[EXERCISE DETAILS] Find the string "钣金折弯" in the entries and copy each line that has it.

[PROVIDED INFORMATION]
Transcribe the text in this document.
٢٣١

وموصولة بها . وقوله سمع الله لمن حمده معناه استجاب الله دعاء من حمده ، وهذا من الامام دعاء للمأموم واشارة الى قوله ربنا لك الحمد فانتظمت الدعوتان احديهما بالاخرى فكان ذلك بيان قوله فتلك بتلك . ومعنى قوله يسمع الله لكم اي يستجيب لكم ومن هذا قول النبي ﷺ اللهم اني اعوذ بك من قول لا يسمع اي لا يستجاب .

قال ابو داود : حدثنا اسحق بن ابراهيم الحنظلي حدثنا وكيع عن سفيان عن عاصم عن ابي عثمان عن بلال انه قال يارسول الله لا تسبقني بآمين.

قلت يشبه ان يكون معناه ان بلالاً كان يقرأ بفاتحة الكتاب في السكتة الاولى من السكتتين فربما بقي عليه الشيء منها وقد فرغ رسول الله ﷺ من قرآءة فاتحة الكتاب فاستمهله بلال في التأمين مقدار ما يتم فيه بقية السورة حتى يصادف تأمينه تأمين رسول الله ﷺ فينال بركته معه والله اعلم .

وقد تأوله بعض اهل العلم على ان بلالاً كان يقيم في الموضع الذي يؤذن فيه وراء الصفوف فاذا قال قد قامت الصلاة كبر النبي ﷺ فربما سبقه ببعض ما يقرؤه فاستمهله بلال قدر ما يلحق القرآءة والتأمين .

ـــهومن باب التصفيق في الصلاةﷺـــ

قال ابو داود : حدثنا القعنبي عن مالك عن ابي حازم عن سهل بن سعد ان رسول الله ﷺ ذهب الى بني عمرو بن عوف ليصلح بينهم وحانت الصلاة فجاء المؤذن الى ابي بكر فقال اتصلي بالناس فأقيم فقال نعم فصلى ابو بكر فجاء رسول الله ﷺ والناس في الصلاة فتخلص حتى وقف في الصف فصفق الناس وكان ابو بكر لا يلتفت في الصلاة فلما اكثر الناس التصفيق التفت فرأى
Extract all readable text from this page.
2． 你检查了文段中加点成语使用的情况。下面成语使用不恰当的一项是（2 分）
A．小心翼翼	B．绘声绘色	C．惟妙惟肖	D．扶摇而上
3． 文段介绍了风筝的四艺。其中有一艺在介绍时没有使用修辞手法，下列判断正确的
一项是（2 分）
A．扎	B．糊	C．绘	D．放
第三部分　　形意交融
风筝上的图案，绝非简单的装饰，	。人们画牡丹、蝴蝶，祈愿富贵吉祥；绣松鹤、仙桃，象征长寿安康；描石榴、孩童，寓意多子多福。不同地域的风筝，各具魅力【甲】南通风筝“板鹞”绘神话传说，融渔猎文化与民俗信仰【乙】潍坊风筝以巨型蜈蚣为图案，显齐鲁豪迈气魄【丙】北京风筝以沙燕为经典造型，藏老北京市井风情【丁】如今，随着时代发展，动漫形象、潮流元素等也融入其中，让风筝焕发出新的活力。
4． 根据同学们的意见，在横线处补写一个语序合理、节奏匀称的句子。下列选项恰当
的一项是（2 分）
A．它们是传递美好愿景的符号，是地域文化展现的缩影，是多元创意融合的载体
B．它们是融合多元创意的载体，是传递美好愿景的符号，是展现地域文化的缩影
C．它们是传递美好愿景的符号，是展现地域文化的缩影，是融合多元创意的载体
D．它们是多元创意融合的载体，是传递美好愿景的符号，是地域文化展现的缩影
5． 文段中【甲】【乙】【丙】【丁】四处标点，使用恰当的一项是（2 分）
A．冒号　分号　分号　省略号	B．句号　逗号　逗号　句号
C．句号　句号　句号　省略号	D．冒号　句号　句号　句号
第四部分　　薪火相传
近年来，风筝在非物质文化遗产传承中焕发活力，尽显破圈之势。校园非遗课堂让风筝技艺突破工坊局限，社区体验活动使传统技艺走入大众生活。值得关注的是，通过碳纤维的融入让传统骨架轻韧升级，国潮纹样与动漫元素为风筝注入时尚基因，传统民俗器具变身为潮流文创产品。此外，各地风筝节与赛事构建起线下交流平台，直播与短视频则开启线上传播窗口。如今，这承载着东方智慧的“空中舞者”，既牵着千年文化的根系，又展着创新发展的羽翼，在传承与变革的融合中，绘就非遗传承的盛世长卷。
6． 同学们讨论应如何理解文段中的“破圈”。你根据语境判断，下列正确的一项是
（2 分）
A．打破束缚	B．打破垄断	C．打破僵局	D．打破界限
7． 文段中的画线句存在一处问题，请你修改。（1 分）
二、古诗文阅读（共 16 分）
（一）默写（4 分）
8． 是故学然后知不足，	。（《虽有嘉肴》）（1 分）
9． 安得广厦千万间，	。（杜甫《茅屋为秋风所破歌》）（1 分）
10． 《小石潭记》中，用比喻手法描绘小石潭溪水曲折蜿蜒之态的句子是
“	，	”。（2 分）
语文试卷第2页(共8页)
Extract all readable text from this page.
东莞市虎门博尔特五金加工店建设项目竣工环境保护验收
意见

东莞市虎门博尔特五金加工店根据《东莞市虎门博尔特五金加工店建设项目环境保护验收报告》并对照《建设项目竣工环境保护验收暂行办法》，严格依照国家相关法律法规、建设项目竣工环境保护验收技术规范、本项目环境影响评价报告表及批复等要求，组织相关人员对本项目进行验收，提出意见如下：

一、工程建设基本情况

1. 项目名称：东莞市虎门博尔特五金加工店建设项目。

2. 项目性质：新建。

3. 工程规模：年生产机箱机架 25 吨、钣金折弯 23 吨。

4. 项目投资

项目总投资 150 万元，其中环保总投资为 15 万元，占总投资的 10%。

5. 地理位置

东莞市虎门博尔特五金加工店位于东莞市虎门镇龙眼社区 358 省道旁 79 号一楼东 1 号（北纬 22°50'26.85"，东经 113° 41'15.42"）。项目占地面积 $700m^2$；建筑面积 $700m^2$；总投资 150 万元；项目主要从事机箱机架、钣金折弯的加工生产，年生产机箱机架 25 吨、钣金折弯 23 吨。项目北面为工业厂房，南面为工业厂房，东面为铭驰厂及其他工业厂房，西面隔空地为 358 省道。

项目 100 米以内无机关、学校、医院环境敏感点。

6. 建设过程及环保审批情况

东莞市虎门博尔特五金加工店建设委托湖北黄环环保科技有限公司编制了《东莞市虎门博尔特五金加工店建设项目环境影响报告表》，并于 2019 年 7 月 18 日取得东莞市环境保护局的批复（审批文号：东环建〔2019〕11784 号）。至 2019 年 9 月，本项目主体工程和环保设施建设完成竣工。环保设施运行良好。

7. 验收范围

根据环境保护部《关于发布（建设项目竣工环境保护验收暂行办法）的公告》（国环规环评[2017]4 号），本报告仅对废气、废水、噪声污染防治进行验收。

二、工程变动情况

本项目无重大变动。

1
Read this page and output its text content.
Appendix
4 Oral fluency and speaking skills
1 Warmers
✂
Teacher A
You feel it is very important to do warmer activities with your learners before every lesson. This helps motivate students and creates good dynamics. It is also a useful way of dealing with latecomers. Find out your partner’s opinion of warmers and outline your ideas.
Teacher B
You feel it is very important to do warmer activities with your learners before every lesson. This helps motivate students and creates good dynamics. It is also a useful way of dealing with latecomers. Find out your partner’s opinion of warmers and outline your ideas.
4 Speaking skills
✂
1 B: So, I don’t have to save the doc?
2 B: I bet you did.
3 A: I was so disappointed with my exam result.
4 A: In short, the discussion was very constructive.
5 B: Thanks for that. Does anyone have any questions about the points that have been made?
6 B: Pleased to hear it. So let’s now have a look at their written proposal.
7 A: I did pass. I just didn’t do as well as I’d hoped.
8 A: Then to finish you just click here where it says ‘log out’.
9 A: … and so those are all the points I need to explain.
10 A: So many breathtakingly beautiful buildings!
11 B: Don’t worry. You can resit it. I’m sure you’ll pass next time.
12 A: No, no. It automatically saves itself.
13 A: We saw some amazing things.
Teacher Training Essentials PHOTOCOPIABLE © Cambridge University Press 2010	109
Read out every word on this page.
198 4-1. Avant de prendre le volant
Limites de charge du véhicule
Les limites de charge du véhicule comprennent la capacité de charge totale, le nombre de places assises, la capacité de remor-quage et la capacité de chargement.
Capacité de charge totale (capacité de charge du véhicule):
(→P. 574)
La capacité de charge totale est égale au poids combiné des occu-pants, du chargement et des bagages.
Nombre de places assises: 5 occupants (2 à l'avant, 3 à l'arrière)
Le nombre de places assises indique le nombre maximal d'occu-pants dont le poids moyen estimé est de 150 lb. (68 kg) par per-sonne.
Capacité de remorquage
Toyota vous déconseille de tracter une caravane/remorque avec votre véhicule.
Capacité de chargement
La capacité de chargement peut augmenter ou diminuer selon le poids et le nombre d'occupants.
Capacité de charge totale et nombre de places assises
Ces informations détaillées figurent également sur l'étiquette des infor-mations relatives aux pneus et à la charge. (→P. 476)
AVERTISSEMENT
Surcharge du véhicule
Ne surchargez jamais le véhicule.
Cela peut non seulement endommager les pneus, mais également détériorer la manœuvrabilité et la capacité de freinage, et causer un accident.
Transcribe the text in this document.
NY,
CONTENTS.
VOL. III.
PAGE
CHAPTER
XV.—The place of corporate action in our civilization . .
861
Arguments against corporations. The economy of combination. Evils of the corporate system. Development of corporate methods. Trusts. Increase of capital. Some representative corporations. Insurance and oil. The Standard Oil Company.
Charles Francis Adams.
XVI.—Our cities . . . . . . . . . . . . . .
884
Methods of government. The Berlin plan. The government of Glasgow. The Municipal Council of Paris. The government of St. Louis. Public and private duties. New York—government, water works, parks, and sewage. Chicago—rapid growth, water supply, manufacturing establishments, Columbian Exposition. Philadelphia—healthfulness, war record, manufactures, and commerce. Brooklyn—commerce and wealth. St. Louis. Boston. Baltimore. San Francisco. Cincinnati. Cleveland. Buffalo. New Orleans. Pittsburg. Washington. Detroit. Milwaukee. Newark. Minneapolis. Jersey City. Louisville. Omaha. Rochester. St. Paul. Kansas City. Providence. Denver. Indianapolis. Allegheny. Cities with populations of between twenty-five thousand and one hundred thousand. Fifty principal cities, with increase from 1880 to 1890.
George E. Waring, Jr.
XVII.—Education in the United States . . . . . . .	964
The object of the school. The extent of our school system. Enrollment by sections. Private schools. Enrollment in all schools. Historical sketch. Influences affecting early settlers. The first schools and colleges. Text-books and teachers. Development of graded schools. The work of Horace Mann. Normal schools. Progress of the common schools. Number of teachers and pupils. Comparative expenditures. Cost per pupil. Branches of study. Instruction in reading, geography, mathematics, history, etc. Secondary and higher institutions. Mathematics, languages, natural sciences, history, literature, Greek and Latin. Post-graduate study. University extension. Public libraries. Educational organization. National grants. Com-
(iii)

[ANSWER]
3. 工程规模：年生产机箱机架 25 吨、钣金折弯 23 吨。
东莞市虎门博尔特五金加工店位于东莞市虎门镇龙眼社区 358 省道旁 79 号一楼东 1 号（北纬 22°50'26.85"，东经 113° 41'15.42"）。项目占地面积 $700m^2$；建筑面积 $700m^2$；总投资 150 万元；项目主要从事机箱机架、钣金折弯的加工生产，年生产机箱机架 25 吨、钣金折弯 23 吨。项目北面为工业厂房，南面为工业厂房，东面为铭驰厂及其他工业厂房，西面隔空地为 358 省道。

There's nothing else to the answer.